### What you need to do
Bring together all lines of the material below that contain the string "text".

### Records provided
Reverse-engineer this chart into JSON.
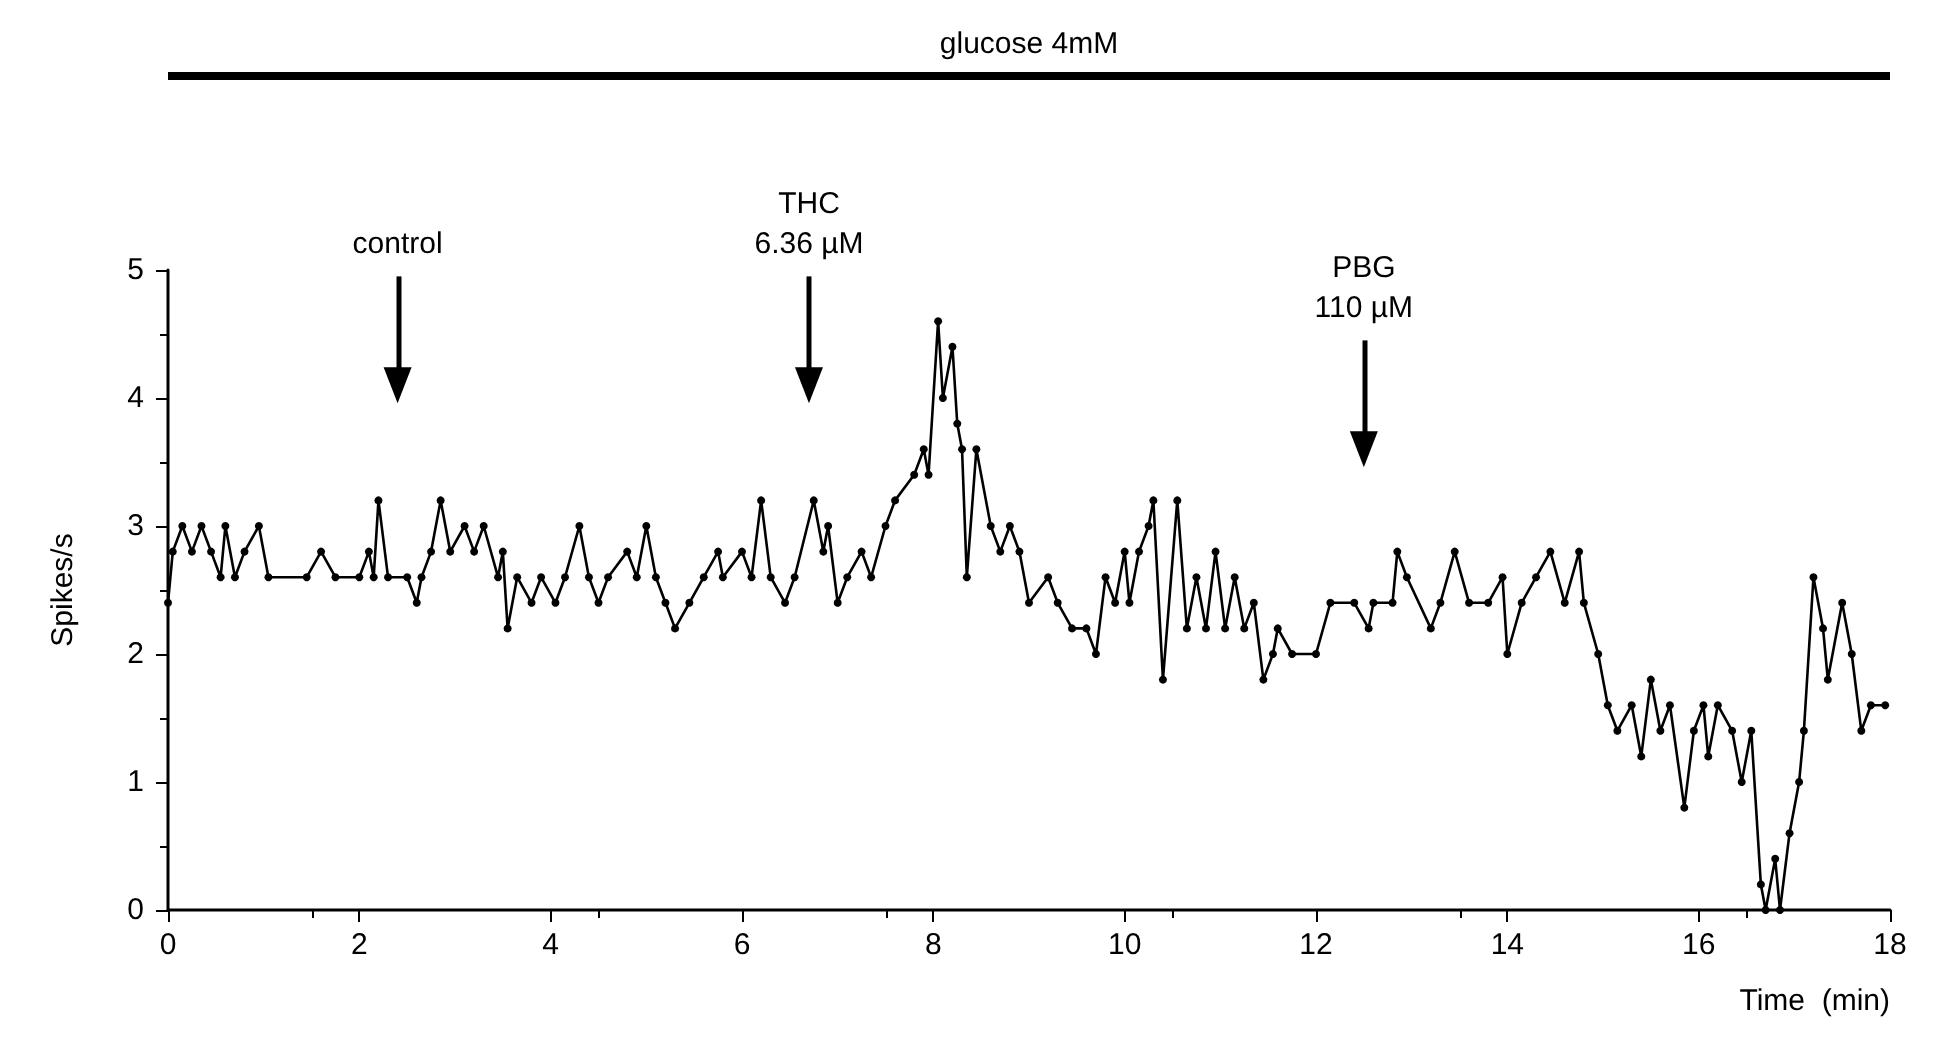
{
  "chart_data": {
    "type": "line",
    "xlabel": "Time  (min)",
    "ylabel": "Spikes/s",
    "xlim": [
      0,
      18
    ],
    "xticks": [
      0,
      2,
      4,
      6,
      8,
      10,
      12,
      14,
      16,
      18
    ],
    "ylim": [
      0,
      5
    ],
    "yticks": [
      0,
      1,
      2,
      3,
      4,
      5
    ],
    "grid": false,
    "marker": "circle",
    "line_style": "solid",
    "annotations": [
      "glucose 4mM",
      {
        "text": "control",
        "x": 2.4,
        "y": 4.1
      },
      {
        "text": "THC\n6.36 µM",
        "x": 6.7,
        "y": 4.1
      },
      {
        "text": "PBG\n110 µM",
        "x": 12.5,
        "y": 3.6
      }
    ],
    "series": [
      {
        "color": "#000000",
        "x": [
          0,
          0.05,
          0.15,
          0.25,
          0.35,
          0.45,
          0.55,
          0.6,
          0.7,
          0.8,
          0.95,
          1.05,
          1.45,
          1.6,
          1.75,
          2.0,
          2.1,
          2.15,
          2.2,
          2.3,
          2.5,
          2.6,
          2.65,
          2.75,
          2.85,
          2.95,
          3.1,
          3.2,
          3.3,
          3.45,
          3.5,
          3.55,
          3.65,
          3.8,
          3.9,
          4.05,
          4.15,
          4.3,
          4.4,
          4.5,
          4.6,
          4.8,
          4.9,
          5.0,
          5.1,
          5.2,
          5.3,
          5.45,
          5.6,
          5.75,
          5.8,
          6.0,
          6.1,
          6.2,
          6.3,
          6.45,
          6.55,
          6.75,
          6.85,
          6.9,
          7.0,
          7.1,
          7.25,
          7.35,
          7.5,
          7.6,
          7.8,
          7.9,
          7.95,
          8.05,
          8.1,
          8.2,
          8.25,
          8.3,
          8.35,
          8.45,
          8.6,
          8.7,
          8.8,
          8.9,
          9.0,
          9.2,
          9.3,
          9.45,
          9.6,
          9.7,
          9.8,
          9.9,
          10.0,
          10.05,
          10.15,
          10.25,
          10.3,
          10.4,
          10.55,
          10.65,
          10.75,
          10.85,
          10.95,
          11.05,
          11.15,
          11.25,
          11.35,
          11.45,
          11.55,
          11.6,
          11.75,
          12.0,
          12.15,
          12.4,
          12.55,
          12.6,
          12.8,
          12.85,
          12.95,
          13.2,
          13.3,
          13.45,
          13.6,
          13.8,
          13.95,
          14.0,
          14.15,
          14.3,
          14.45,
          14.6,
          14.75,
          14.8,
          14.95,
          15.05,
          15.15,
          15.3,
          15.4,
          15.5,
          15.6,
          15.7,
          15.85,
          15.95,
          16.05,
          16.1,
          16.2,
          16.35,
          16.45,
          16.55,
          16.65,
          16.7,
          16.8,
          16.85,
          16.95,
          17.05,
          17.1,
          17.2,
          17.3,
          17.35,
          17.5,
          17.6,
          17.7,
          17.8,
          17.95
        ],
        "values": [
          2.4,
          2.8,
          3.0,
          2.8,
          3.0,
          2.8,
          2.6,
          3.0,
          2.6,
          2.8,
          3.0,
          2.6,
          2.6,
          2.8,
          2.6,
          2.6,
          2.8,
          2.6,
          3.2,
          2.6,
          2.6,
          2.4,
          2.6,
          2.8,
          3.2,
          2.8,
          3.0,
          2.8,
          3.0,
          2.6,
          2.8,
          2.2,
          2.6,
          2.4,
          2.6,
          2.4,
          2.6,
          3.0,
          2.6,
          2.4,
          2.6,
          2.8,
          2.6,
          3.0,
          2.6,
          2.4,
          2.2,
          2.4,
          2.6,
          2.8,
          2.6,
          2.8,
          2.6,
          3.2,
          2.6,
          2.4,
          2.6,
          3.2,
          2.8,
          3.0,
          2.4,
          2.6,
          2.8,
          2.6,
          3.0,
          3.2,
          3.4,
          3.6,
          3.4,
          4.6,
          4.0,
          4.4,
          3.8,
          3.6,
          2.6,
          3.6,
          3.0,
          2.8,
          3.0,
          2.8,
          2.4,
          2.6,
          2.4,
          2.2,
          2.2,
          2.0,
          2.6,
          2.4,
          2.8,
          2.4,
          2.8,
          3.0,
          3.2,
          1.8,
          3.2,
          2.2,
          2.6,
          2.2,
          2.8,
          2.2,
          2.6,
          2.2,
          2.4,
          1.8,
          2.0,
          2.2,
          2.0,
          2.0,
          2.4,
          2.4,
          2.2,
          2.4,
          2.4,
          2.8,
          2.6,
          2.2,
          2.4,
          2.8,
          2.4,
          2.4,
          2.6,
          2.0,
          2.4,
          2.6,
          2.8,
          2.4,
          2.8,
          2.4,
          2.0,
          1.6,
          1.4,
          1.6,
          1.2,
          1.8,
          1.4,
          1.6,
          0.8,
          1.4,
          1.6,
          1.2,
          1.6,
          1.4,
          1.0,
          1.4,
          0.2,
          0,
          0.4,
          0,
          0.6,
          1.0,
          1.4,
          2.6,
          2.2,
          1.8,
          2.4,
          2.0,
          1.4,
          1.6,
          1.6
        ]
      }
    ]
  }
}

### Exercise solution
        "text": "control",
        "text": "THC\n6.36 µM",
        "text": "PBG\n110 µM",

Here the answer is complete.